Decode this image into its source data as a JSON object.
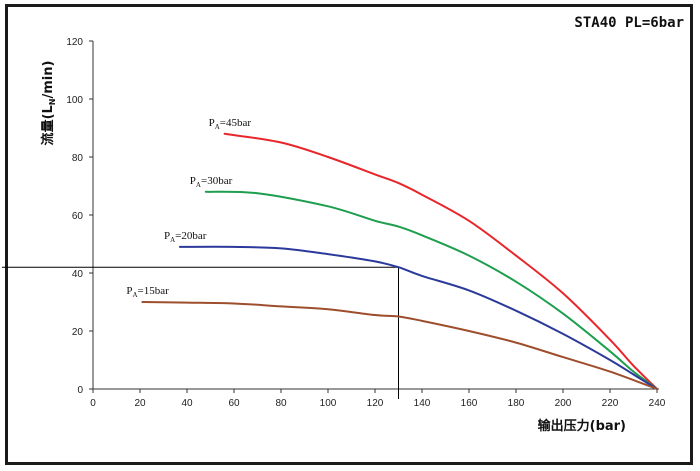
{
  "chart_data": {
    "type": "line",
    "title": "STA40 PL=6bar",
    "xlabel": "输出压力(bar)",
    "ylabel": {
      "main": "流量(L",
      "sub": "N",
      "tail": "/min)"
    },
    "xlim": [
      0,
      240
    ],
    "ylim": [
      0,
      120
    ],
    "x_ticks": [
      0,
      20,
      40,
      60,
      80,
      100,
      120,
      140,
      160,
      180,
      200,
      220,
      240
    ],
    "y_ticks": [
      0,
      20,
      40,
      60,
      80,
      100,
      120
    ],
    "grid": false,
    "series": [
      {
        "label": {
          "p": "P",
          "sub": "A",
          "rest": "=45bar"
        },
        "color": "#e8262a",
        "x": [
          56,
          80,
          100,
          120,
          130,
          140,
          160,
          180,
          200,
          220,
          230,
          240
        ],
        "y": [
          88,
          85,
          80,
          74,
          71,
          67,
          58,
          46,
          33,
          17,
          8,
          0
        ]
      },
      {
        "label": {
          "p": "P",
          "sub": "A",
          "rest": "=30bar"
        },
        "color": "#1e9e4e",
        "x": [
          48,
          70,
          100,
          120,
          130,
          140,
          160,
          180,
          200,
          220,
          230,
          240
        ],
        "y": [
          68,
          67.5,
          63,
          58,
          56,
          53,
          46,
          37,
          26,
          13,
          6,
          0
        ]
      },
      {
        "label": {
          "p": "P",
          "sub": "A",
          "rest": "=20bar"
        },
        "color": "#2b3a9a",
        "x": [
          37,
          60,
          80,
          100,
          120,
          130,
          140,
          160,
          180,
          200,
          220,
          230,
          240
        ],
        "y": [
          49,
          49,
          48.5,
          46.5,
          44,
          42,
          39,
          34,
          27,
          19,
          10,
          5,
          0
        ]
      },
      {
        "label": {
          "p": "P",
          "sub": "A",
          "rest": "=15bar"
        },
        "color": "#9e4e2c",
        "x": [
          21,
          40,
          60,
          80,
          100,
          120,
          130,
          140,
          160,
          180,
          200,
          220,
          240
        ],
        "y": [
          30,
          29.8,
          29.5,
          28.5,
          27.5,
          25.5,
          25,
          23.5,
          20,
          16,
          11,
          6,
          0
        ]
      }
    ],
    "annotations": [
      {
        "type": "reference-lines",
        "x": 130,
        "y": 42,
        "color": "#000000"
      }
    ]
  }
}
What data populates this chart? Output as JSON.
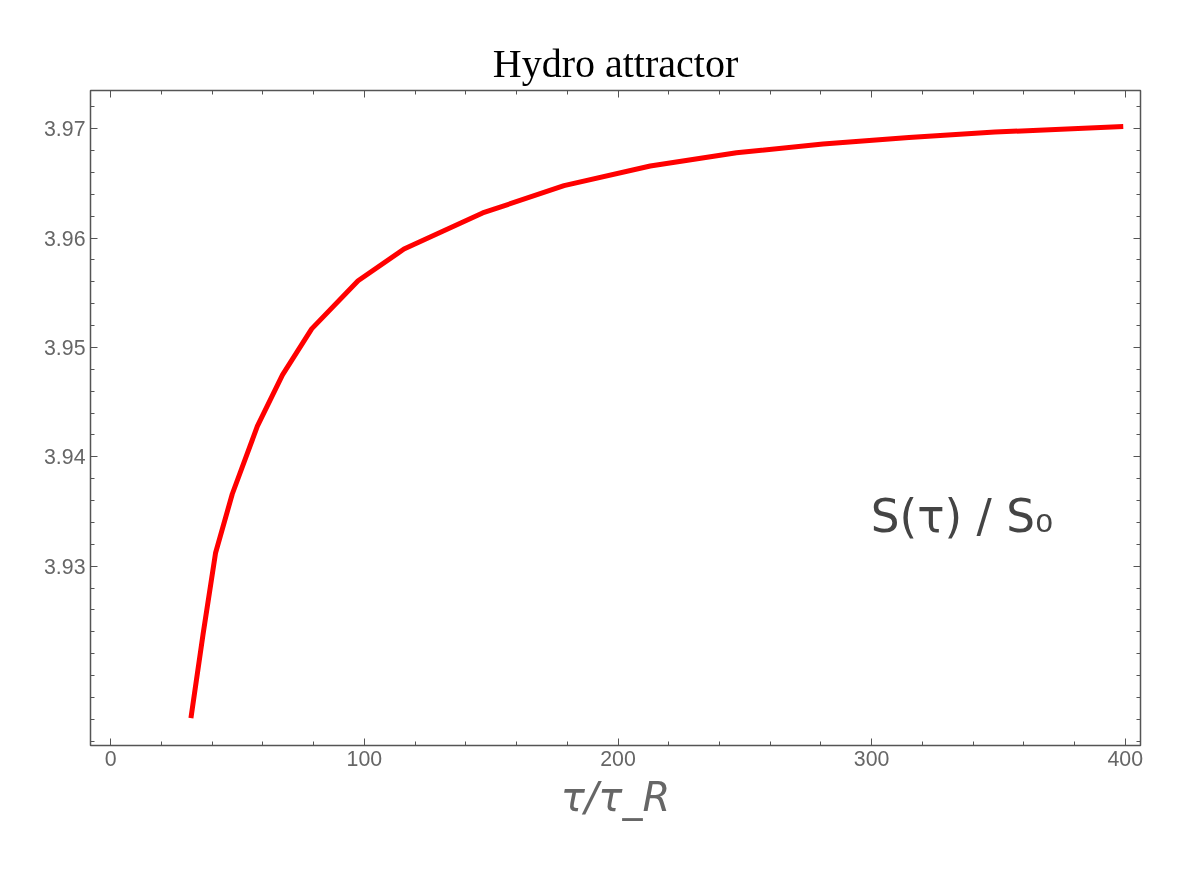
*-*-*
▶ **REQUIRED WORK**:
Your task is to transcribe all of the records precisely, with no images included.

▶ **FINAL ANSWER**:
Decode this image into its source data as a JSON object.
{
  "chart_data": {
    "type": "line",
    "title": "STA40 PL=6bar",
    "xlabel": "输出压力(bar)",
    "ylabel": {
      "main": "流量(L",
      "sub": "N",
      "tail": "/min)"
    },
    "xlim": [
      0,
      240
    ],
    "ylim": [
      0,
      120
    ],
    "x_ticks": [
      0,
      20,
      40,
      60,
      80,
      100,
      120,
      140,
      160,
      180,
      200,
      220,
      240
    ],
    "y_ticks": [
      0,
      20,
      40,
      60,
      80,
      100,
      120
    ],
    "grid": false,
    "series": [
      {
        "label": {
          "p": "P",
          "sub": "A",
          "rest": "=45bar"
        },
        "color": "#e8262a",
        "x": [
          56,
          80,
          100,
          120,
          130,
          140,
          160,
          180,
          200,
          220,
          230,
          240
        ],
        "y": [
          88,
          85,
          80,
          74,
          71,
          67,
          58,
          46,
          33,
          17,
          8,
          0
        ]
      },
      {
        "label": {
          "p": "P",
          "sub": "A",
          "rest": "=30bar"
        },
        "color": "#1e9e4e",
        "x": [
          48,
          70,
          100,
          120,
          130,
          140,
          160,
          180,
          200,
          220,
          230,
          240
        ],
        "y": [
          68,
          67.5,
          63,
          58,
          56,
          53,
          46,
          37,
          26,
          13,
          6,
          0
        ]
      },
      {
        "label": {
          "p": "P",
          "sub": "A",
          "rest": "=20bar"
        },
        "color": "#2b3a9a",
        "x": [
          37,
          60,
          80,
          100,
          120,
          130,
          140,
          160,
          180,
          200,
          220,
          230,
          240
        ],
        "y": [
          49,
          49,
          48.5,
          46.5,
          44,
          42,
          39,
          34,
          27,
          19,
          10,
          5,
          0
        ]
      },
      {
        "label": {
          "p": "P",
          "sub": "A",
          "rest": "=15bar"
        },
        "color": "#9e4e2c",
        "x": [
          21,
          40,
          60,
          80,
          100,
          120,
          130,
          140,
          160,
          180,
          200,
          220,
          240
        ],
        "y": [
          30,
          29.8,
          29.5,
          28.5,
          27.5,
          25.5,
          25,
          23.5,
          20,
          16,
          11,
          6,
          0
        ]
      }
    ],
    "annotations": [
      {
        "type": "reference-lines",
        "x": 130,
        "y": 42,
        "color": "#000000"
      }
    ]
  }
}
What data populates this chart? Output as JSON.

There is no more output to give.